### Data provided
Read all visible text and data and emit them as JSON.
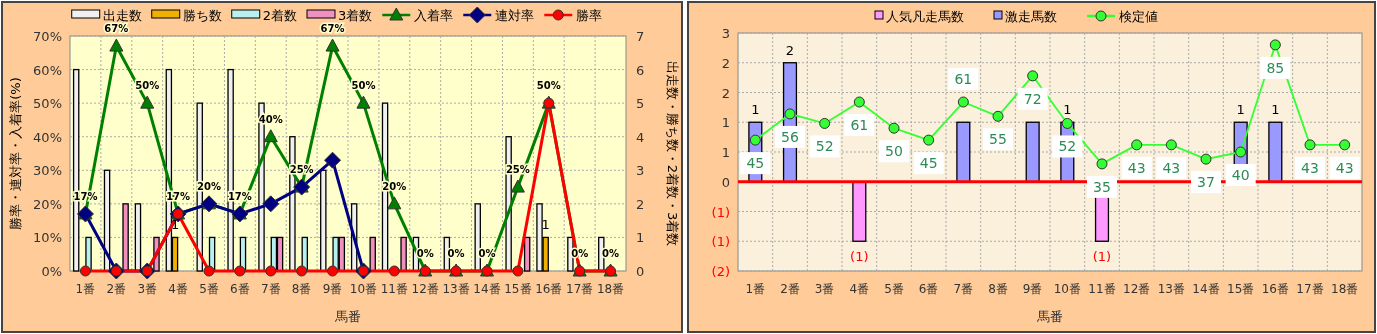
{
  "chart_data": [
    {
      "type": "bar",
      "xlabel": "馬番",
      "ylabel": "勝率・連対率・入着率(%)",
      "y2label": "出走数・勝ち数・2着数・3着数",
      "categories": [
        "1番",
        "2番",
        "3番",
        "4番",
        "5番",
        "6番",
        "7番",
        "8番",
        "9番",
        "10番",
        "11番",
        "12番",
        "13番",
        "14番",
        "15番",
        "16番",
        "17番",
        "18番"
      ],
      "ylim": [
        0,
        70
      ],
      "yticks": [
        {
          "value": 0,
          "label": "0%"
        },
        {
          "value": 10,
          "label": "10%"
        },
        {
          "value": 20,
          "label": "20%"
        },
        {
          "value": 30,
          "label": "30%"
        },
        {
          "value": 40,
          "label": "40%"
        },
        {
          "value": 50,
          "label": "50%"
        },
        {
          "value": 60,
          "label": "60%"
        },
        {
          "value": 70,
          "label": "70%"
        }
      ],
      "y2lim": [
        0,
        7
      ],
      "y2ticks": [
        0,
        1,
        2,
        3,
        4,
        5,
        6,
        7
      ],
      "grid": true,
      "legend": "top",
      "series": [
        {
          "name": "出走数",
          "color": "#f0f0f0",
          "axis": "y2",
          "values": [
            6,
            3,
            2,
            6,
            5,
            6,
            5,
            4,
            3,
            2,
            5,
            1,
            1,
            2,
            4,
            2,
            1,
            1
          ]
        },
        {
          "name": "勝ち数",
          "color": "#f0b000",
          "axis": "y2",
          "values": [
            0,
            0,
            0,
            1,
            0,
            0,
            0,
            0,
            0,
            0,
            0,
            0,
            0,
            0,
            0,
            1,
            0,
            0
          ],
          "value_labels": [
            null,
            null,
            null,
            "1",
            null,
            null,
            null,
            null,
            null,
            null,
            null,
            null,
            null,
            null,
            null,
            "1",
            null,
            null
          ]
        },
        {
          "name": "2着数",
          "color": "#b8f0f0",
          "axis": "y2",
          "values": [
            1,
            0,
            0,
            0,
            1,
            1,
            1,
            1,
            1,
            0,
            0,
            0,
            0,
            0,
            0,
            0,
            0,
            0
          ]
        },
        {
          "name": "3着数",
          "color": "#f090c0",
          "axis": "y2",
          "values": [
            0,
            2,
            1,
            0,
            0,
            0,
            1,
            0,
            1,
            1,
            1,
            0,
            0,
            0,
            1,
            0,
            0,
            0
          ]
        },
        {
          "name": "入着率",
          "type": "line",
          "color": "#008000",
          "marker": "triangle",
          "values": [
            17,
            67,
            50,
            17,
            20,
            17,
            40,
            25,
            67,
            50,
            20,
            0,
            0,
            0,
            25,
            50,
            0,
            0
          ],
          "value_labels": [
            "17%",
            "67%",
            "50%",
            "17%",
            "20%",
            "17%",
            "40%",
            "25%",
            "67%",
            "50%",
            "20%",
            "0%",
            "0%",
            "0%",
            "25%",
            "50%",
            "0%",
            "0%"
          ]
        },
        {
          "name": "連対率",
          "type": "line",
          "color": "#000080",
          "marker": "diamond",
          "values": [
            17,
            0,
            0,
            17,
            20,
            17,
            20,
            25,
            33,
            0,
            null,
            null,
            null,
            null,
            null,
            null,
            null,
            null
          ]
        },
        {
          "name": "勝率",
          "type": "line",
          "color": "#ff0000",
          "marker": "circle",
          "values": [
            0,
            0,
            0,
            17,
            0,
            0,
            0,
            0,
            0,
            0,
            0,
            0,
            0,
            0,
            0,
            50,
            0,
            0
          ]
        }
      ]
    },
    {
      "type": "bar",
      "xlabel": "馬番",
      "categories": [
        "1番",
        "2番",
        "3番",
        "4番",
        "5番",
        "6番",
        "7番",
        "8番",
        "9番",
        "10番",
        "11番",
        "12番",
        "13番",
        "14番",
        "15番",
        "16番",
        "17番",
        "18番"
      ],
      "ylim": [
        -1.5,
        2.5
      ],
      "yticks": [
        {
          "value": -1.5,
          "label": "(2)"
        },
        {
          "value": -1,
          "label": "(1)"
        },
        {
          "value": -0.5,
          "label": "(1)"
        },
        {
          "value": 0,
          "label": "0"
        },
        {
          "value": 0.5,
          "label": "1"
        },
        {
          "value": 1,
          "label": "1"
        },
        {
          "value": 1.5,
          "label": "2"
        },
        {
          "value": 2,
          "label": "2"
        },
        {
          "value": 2.5,
          "label": "3"
        }
      ],
      "y2lim": [
        -10,
        90
      ],
      "stacked": true,
      "grid": true,
      "legend": "top",
      "ref_lines": [
        {
          "axis": "y",
          "value": 0,
          "color": "#ff0000"
        }
      ],
      "series": [
        {
          "name": "人気凡走馬数",
          "color": "#ff99ff",
          "values": [
            null,
            null,
            null,
            -1,
            null,
            null,
            null,
            null,
            null,
            null,
            -1,
            null,
            null,
            null,
            null,
            null,
            null,
            null
          ],
          "value_labels": [
            null,
            null,
            null,
            "(1)",
            null,
            null,
            null,
            null,
            null,
            null,
            "(1)",
            null,
            null,
            null,
            null,
            null,
            null,
            null
          ]
        },
        {
          "name": "激走馬数",
          "color": "#9999ff",
          "values": [
            1,
            2,
            null,
            null,
            null,
            null,
            1,
            null,
            1,
            1,
            null,
            null,
            null,
            null,
            1,
            1,
            null,
            null
          ],
          "value_labels": [
            "1",
            "2",
            null,
            null,
            null,
            null,
            null,
            null,
            null,
            "1",
            null,
            null,
            null,
            null,
            "1",
            "1",
            null,
            null
          ]
        },
        {
          "name": "検定値",
          "type": "line",
          "axis": "y2",
          "color": "#33ff33",
          "marker": "circle",
          "values": [
            45,
            56,
            52,
            61,
            50,
            45,
            61,
            55,
            72,
            52,
            35,
            43,
            43,
            37,
            40,
            85,
            43,
            43
          ],
          "value_labels": [
            "45",
            "56",
            "52",
            "61",
            "50",
            "45",
            "61",
            "55",
            "72",
            "52",
            "35",
            "43",
            "43",
            "37",
            "40",
            "85",
            "43",
            "43"
          ]
        }
      ]
    }
  ]
}
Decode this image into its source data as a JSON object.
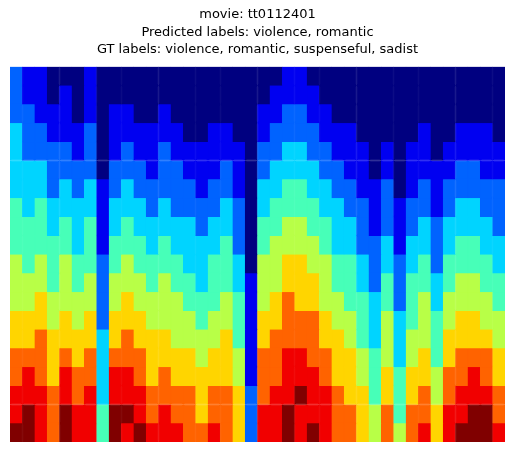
{
  "chart_data": {
    "type": "heatmap",
    "title": [
      "movie: tt0112401",
      "Predicted labels: violence, romantic",
      "GT labels: violence, romantic, suspenseful, sadist"
    ],
    "tick_labels": false,
    "zlim": [
      0,
      9
    ],
    "cells": [
      [
        2,
        2,
        2,
        3,
        3,
        3,
        3,
        4,
        4,
        4,
        5,
        5,
        5,
        6,
        6,
        7,
        7,
        8,
        8,
        9
      ],
      [
        1,
        1,
        2,
        2,
        2,
        3,
        3,
        3,
        4,
        4,
        4,
        5,
        5,
        6,
        6,
        7,
        8,
        8,
        9,
        9
      ],
      [
        1,
        1,
        1,
        2,
        2,
        3,
        3,
        4,
        4,
        4,
        5,
        5,
        6,
        6,
        7,
        7,
        7,
        8,
        8,
        8
      ],
      [
        0,
        0,
        1,
        1,
        2,
        2,
        2,
        3,
        3,
        4,
        4,
        4,
        5,
        5,
        6,
        6,
        6,
        7,
        7,
        7
      ],
      [
        0,
        1,
        1,
        1,
        2,
        2,
        3,
        3,
        4,
        4,
        5,
        5,
        5,
        6,
        6,
        7,
        8,
        8,
        9,
        9
      ],
      [
        0,
        0,
        0,
        1,
        1,
        2,
        2,
        3,
        3,
        3,
        4,
        4,
        5,
        5,
        6,
        6,
        7,
        7,
        8,
        8
      ],
      [
        1,
        1,
        1,
        2,
        2,
        2,
        3,
        3,
        4,
        4,
        4,
        5,
        5,
        6,
        6,
        7,
        7,
        8,
        8,
        8
      ],
      [
        0,
        0,
        0,
        0,
        0,
        0,
        1,
        1,
        1,
        1,
        2,
        2,
        2,
        2,
        3,
        3,
        3,
        3,
        4,
        4
      ],
      [
        0,
        0,
        1,
        1,
        1,
        2,
        2,
        3,
        3,
        4,
        4,
        5,
        5,
        6,
        6,
        7,
        8,
        8,
        9,
        9
      ],
      [
        0,
        0,
        1,
        1,
        2,
        2,
        3,
        3,
        4,
        4,
        5,
        5,
        6,
        6,
        7,
        7,
        8,
        8,
        9,
        8
      ],
      [
        0,
        0,
        0,
        1,
        1,
        2,
        2,
        3,
        3,
        4,
        4,
        5,
        5,
        6,
        6,
        7,
        7,
        8,
        8,
        9
      ],
      [
        0,
        0,
        0,
        1,
        1,
        1,
        2,
        2,
        3,
        3,
        4,
        4,
        5,
        5,
        6,
        6,
        6,
        7,
        7,
        8
      ],
      [
        0,
        0,
        1,
        1,
        2,
        2,
        2,
        3,
        3,
        4,
        4,
        5,
        5,
        5,
        6,
        6,
        7,
        7,
        8,
        8
      ],
      [
        0,
        0,
        0,
        1,
        1,
        2,
        2,
        2,
        3,
        3,
        4,
        4,
        5,
        5,
        5,
        6,
        6,
        7,
        7,
        8
      ],
      [
        0,
        0,
        0,
        0,
        1,
        1,
        2,
        2,
        3,
        3,
        3,
        4,
        4,
        5,
        5,
        6,
        6,
        7,
        7,
        7
      ],
      [
        0,
        0,
        0,
        0,
        1,
        1,
        1,
        2,
        2,
        3,
        3,
        3,
        4,
        4,
        5,
        5,
        6,
        6,
        6,
        7
      ],
      [
        0,
        0,
        0,
        1,
        1,
        1,
        2,
        2,
        3,
        3,
        4,
        4,
        4,
        5,
        5,
        6,
        6,
        7,
        7,
        8
      ],
      [
        0,
        0,
        0,
        1,
        1,
        2,
        2,
        3,
        3,
        4,
        4,
        4,
        5,
        5,
        6,
        6,
        6,
        7,
        7,
        7
      ],
      [
        0,
        0,
        0,
        0,
        1,
        1,
        1,
        2,
        2,
        2,
        3,
        3,
        4,
        4,
        4,
        5,
        5,
        6,
        6,
        6
      ],
      [
        0,
        0,
        0,
        0,
        0,
        0,
        0,
        0,
        0,
        0,
        0,
        1,
        1,
        1,
        1,
        1,
        1,
        2,
        2,
        2
      ],
      [
        0,
        0,
        1,
        1,
        2,
        2,
        3,
        3,
        4,
        4,
        5,
        5,
        5,
        6,
        6,
        7,
        7,
        7,
        8,
        8
      ],
      [
        0,
        1,
        1,
        2,
        2,
        3,
        3,
        4,
        4,
        5,
        5,
        5,
        6,
        6,
        7,
        7,
        7,
        8,
        8,
        8
      ],
      [
        1,
        1,
        2,
        2,
        3,
        3,
        4,
        4,
        5,
        5,
        6,
        6,
        7,
        7,
        7,
        8,
        8,
        8,
        9,
        9
      ],
      [
        1,
        1,
        2,
        2,
        3,
        3,
        4,
        4,
        5,
        5,
        6,
        6,
        6,
        7,
        7,
        8,
        8,
        9,
        8,
        8
      ],
      [
        0,
        1,
        1,
        2,
        2,
        3,
        3,
        4,
        4,
        5,
        5,
        6,
        6,
        7,
        7,
        7,
        8,
        8,
        8,
        9
      ],
      [
        0,
        0,
        1,
        1,
        2,
        2,
        3,
        3,
        4,
        4,
        5,
        5,
        5,
        6,
        6,
        7,
        7,
        8,
        8,
        8
      ],
      [
        0,
        0,
        0,
        1,
        1,
        2,
        2,
        3,
        3,
        3,
        4,
        4,
        5,
        5,
        6,
        6,
        6,
        7,
        7,
        7
      ],
      [
        0,
        0,
        0,
        1,
        1,
        1,
        2,
        2,
        3,
        3,
        4,
        4,
        4,
        5,
        5,
        6,
        6,
        6,
        7,
        7
      ],
      [
        0,
        0,
        0,
        0,
        1,
        1,
        1,
        2,
        2,
        2,
        3,
        3,
        4,
        4,
        4,
        5,
        5,
        6,
        6,
        6
      ],
      [
        0,
        0,
        0,
        0,
        0,
        0,
        1,
        1,
        1,
        2,
        2,
        2,
        3,
        3,
        3,
        4,
        4,
        4,
        5,
        5
      ],
      [
        0,
        0,
        0,
        0,
        1,
        1,
        2,
        2,
        2,
        3,
        3,
        4,
        4,
        5,
        5,
        5,
        6,
        6,
        7,
        7
      ],
      [
        0,
        0,
        0,
        0,
        0,
        0,
        0,
        1,
        1,
        1,
        2,
        2,
        2,
        3,
        3,
        3,
        4,
        4,
        4,
        5
      ],
      [
        0,
        0,
        0,
        0,
        1,
        1,
        1,
        2,
        2,
        3,
        3,
        4,
        4,
        4,
        5,
        5,
        6,
        6,
        7,
        7
      ],
      [
        0,
        0,
        0,
        1,
        1,
        1,
        2,
        2,
        3,
        3,
        4,
        4,
        5,
        5,
        5,
        6,
        6,
        7,
        7,
        8
      ],
      [
        0,
        0,
        0,
        0,
        0,
        1,
        1,
        1,
        2,
        2,
        2,
        3,
        3,
        4,
        4,
        4,
        5,
        5,
        6,
        6
      ],
      [
        0,
        0,
        0,
        0,
        1,
        1,
        2,
        2,
        3,
        3,
        4,
        4,
        5,
        5,
        6,
        6,
        7,
        7,
        8,
        8
      ],
      [
        0,
        0,
        0,
        1,
        1,
        2,
        2,
        3,
        3,
        4,
        4,
        5,
        5,
        6,
        6,
        7,
        7,
        8,
        8,
        9
      ],
      [
        0,
        0,
        0,
        1,
        1,
        2,
        2,
        3,
        3,
        4,
        4,
        5,
        5,
        6,
        6,
        7,
        8,
        8,
        9,
        9
      ],
      [
        0,
        0,
        0,
        1,
        1,
        1,
        2,
        2,
        3,
        3,
        4,
        4,
        5,
        5,
        6,
        7,
        7,
        8,
        9,
        9
      ],
      [
        0,
        0,
        0,
        0,
        1,
        1,
        2,
        2,
        2,
        3,
        3,
        4,
        4,
        5,
        5,
        6,
        6,
        7,
        7,
        8
      ]
    ]
  }
}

### Exercise
Collect, from the material above, every line containing the word "violence".

### Completed exercise
      "Predicted labels: violence, romantic",
      "GT labels: violence, romantic, suspenseful, sadist"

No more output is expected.